- **Short exercise**
Each entry below is to be given again word for word, with no pictures.

- **The input**
** BEGIN **

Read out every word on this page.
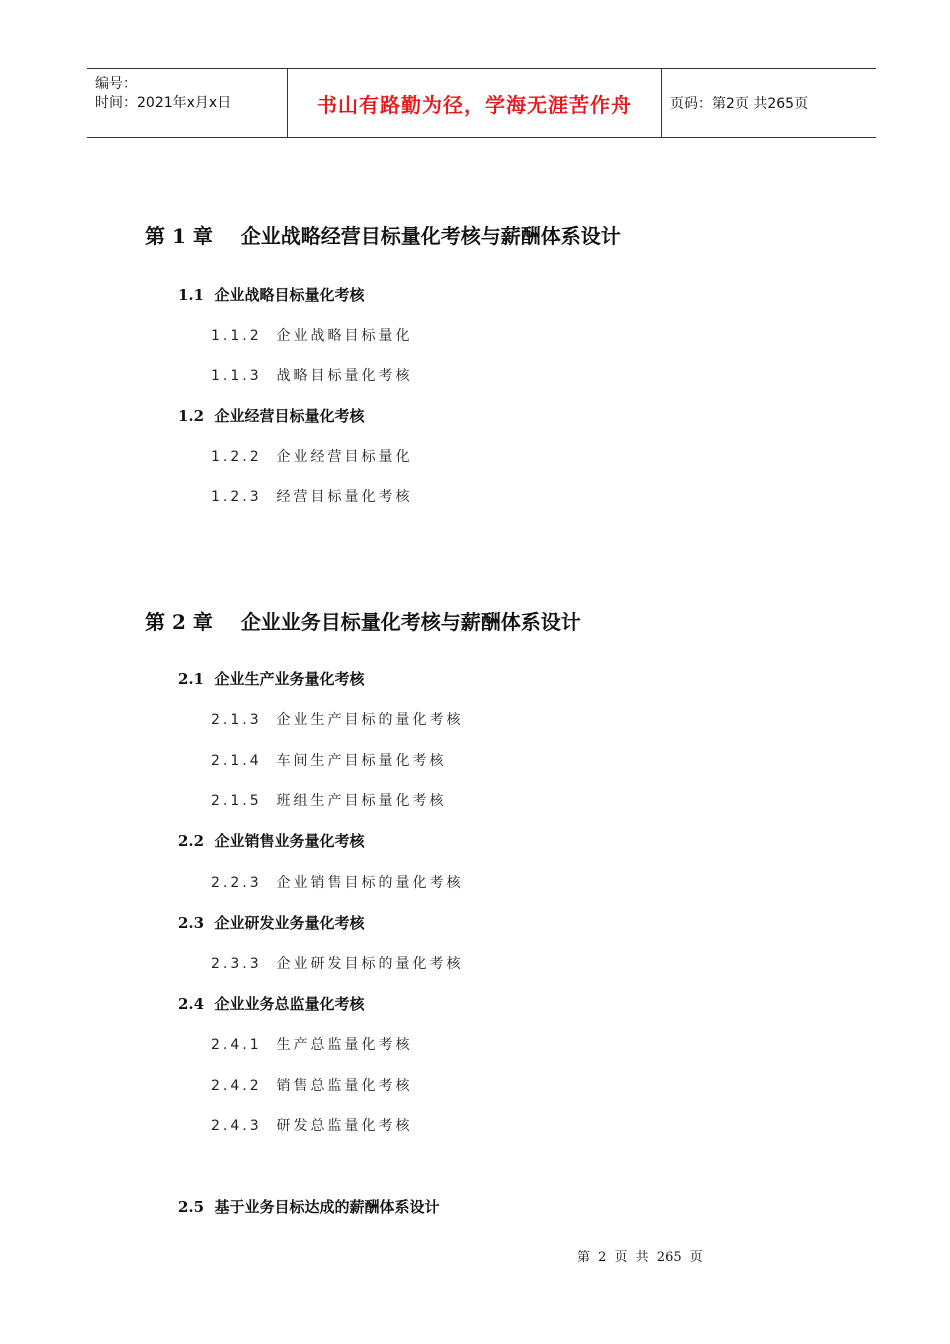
编号：
时间：2021年x月x日	书山有路勤为径，学海无涯苦作舟	页码：第2页 共265页
第 1 章    企业战略经营目标量化考核与薪酬体系设计
1.1  企业战略目标量化考核
1.1.2  企业战略目标量化
1.1.3  战略目标量化考核
1.2  企业经营目标量化考核
1.2.2  企业经营目标量化
1.2.3  经营目标量化考核
第 2 章    企业业务目标量化考核与薪酬体系设计
2.1  企业生产业务量化考核
2.1.3  企业生产目标的量化考核
2.1.4  车间生产目标量化考核
2.1.5  班组生产目标量化考核
2.2  企业销售业务量化考核
2.2.3  企业销售目标的量化考核
2.3  企业研发业务量化考核
2.3.3  企业研发目标的量化考核
2.4  企业业务总监量化考核
2.4.1  生产总监量化考核
2.4.2  销售总监量化考核
2.4.3  研发总监量化考核
2.5  基于业务目标达成的薪酬体系设计
第 2 页 共 265 页
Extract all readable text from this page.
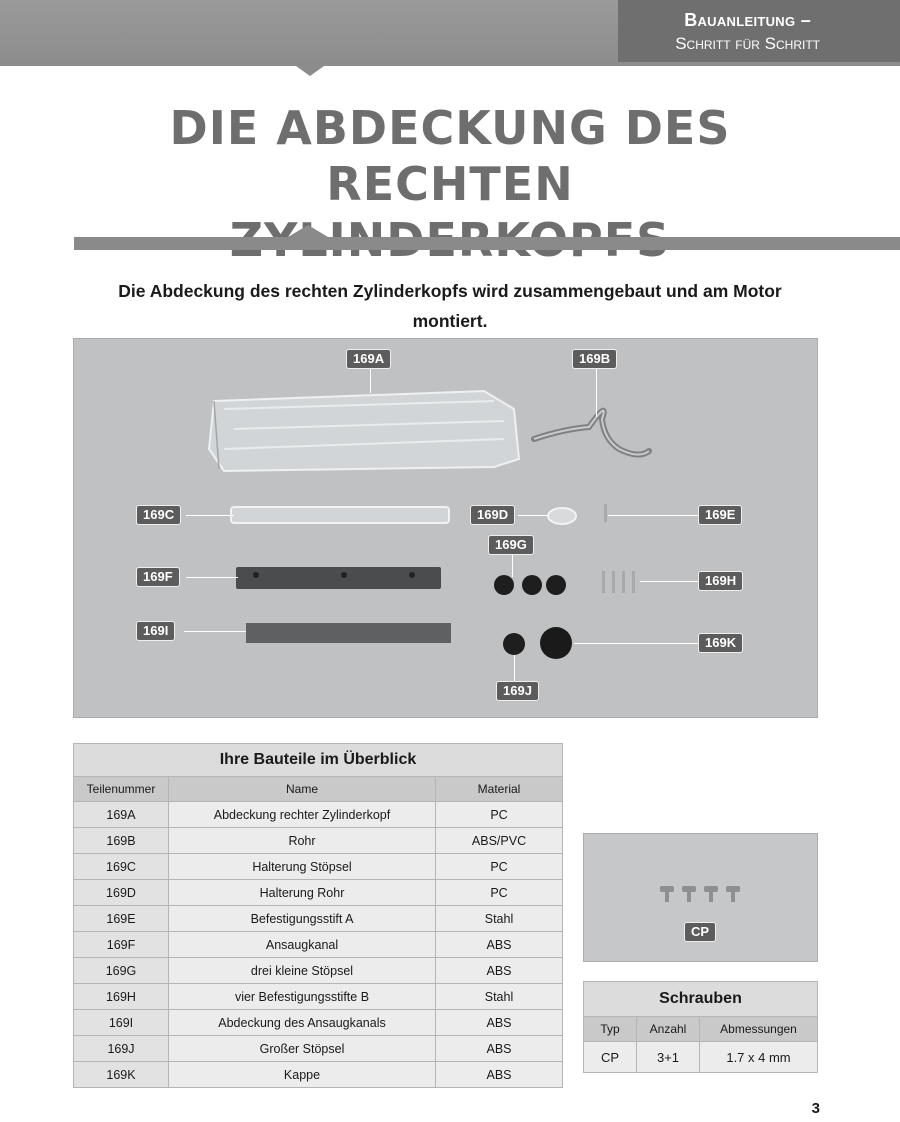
Bauanleitung –
Schritt für Schritt
DIE ABDECKUNG DES RECHTEN
Die Abdeckung des rechten Zylinderkopfs wird zusammengebaut und am Motor montiert.
169A	169B
169C	169D	169E
169G
169F	169H
169I
169K
169J
Ihre Bauteile im Überblick		
Teilenummer	Name	Material
169A	Abdeckung rechter Zylinderkopf	PC
169B	Rohr	ABS/PVC
169C	Halterung Stöpsel	PC
169D	Halterung Rohr	PC
169E	Befestigungsstift A	Stahl
169F	Ansaugkanal	ABS
169G	drei kleine Stöpsel	ABS
169H	vier Befestigungsstifte B	Stahl
169I	Abdeckung des Ansaugkanals	ABS
169J	Großer Stöpsel	ABS
169K	Kappe	ABS
CP
Schrauben		
Typ	Anzahl	Abmessungen
CP	3+1	1.7 x 4 mm
3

** END **

- **Final answer**
Read out every word on this page.
编号：
时间：2021年x月x日	书山有路勤为径，学海无涯苦作舟	页码：第2页 共265页
第 1 章    企业战略经营目标量化考核与薪酬体系设计
1.1  企业战略目标量化考核
1.1.2  企业战略目标量化
1.1.3  战略目标量化考核
1.2  企业经营目标量化考核
1.2.2  企业经营目标量化
1.2.3  经营目标量化考核
第 2 章    企业业务目标量化考核与薪酬体系设计
2.1  企业生产业务量化考核
2.1.3  企业生产目标的量化考核
2.1.4  车间生产目标量化考核
2.1.5  班组生产目标量化考核
2.2  企业销售业务量化考核
2.2.3  企业销售目标的量化考核
2.3  企业研发业务量化考核
2.3.3  企业研发目标的量化考核
2.4  企业业务总监量化考核
2.4.1  生产总监量化考核
2.4.2  销售总监量化考核
2.4.3  研发总监量化考核
2.5  基于业务目标达成的薪酬体系设计
第 2 页 共 265 页
Extract all readable text from this page.
Bauanleitung –
Schritt für Schritt
DIE ABDECKUNG DES RECHTEN
Die Abdeckung des rechten Zylinderkopfs wird zusammengebaut und am Motor montiert.
169A	169B
169C	169D	169E
169G
169F	169H
169I
169K
169J
Ihre Bauteile im Überblick		
Teilenummer	Name	Material
169A	Abdeckung rechter Zylinderkopf	PC
169B	Rohr	ABS/PVC
169C	Halterung Stöpsel	PC
169D	Halterung Rohr	PC
169E	Befestigungsstift A	Stahl
169F	Ansaugkanal	ABS
169G	drei kleine Stöpsel	ABS
169H	vier Befestigungsstifte B	Stahl
169I	Abdeckung des Ansaugkanals	ABS
169J	Großer Stöpsel	ABS
169K	Kappe	ABS
CP
Schrauben		
Typ	Anzahl	Abmessungen
CP	3+1	1.7 x 4 mm
3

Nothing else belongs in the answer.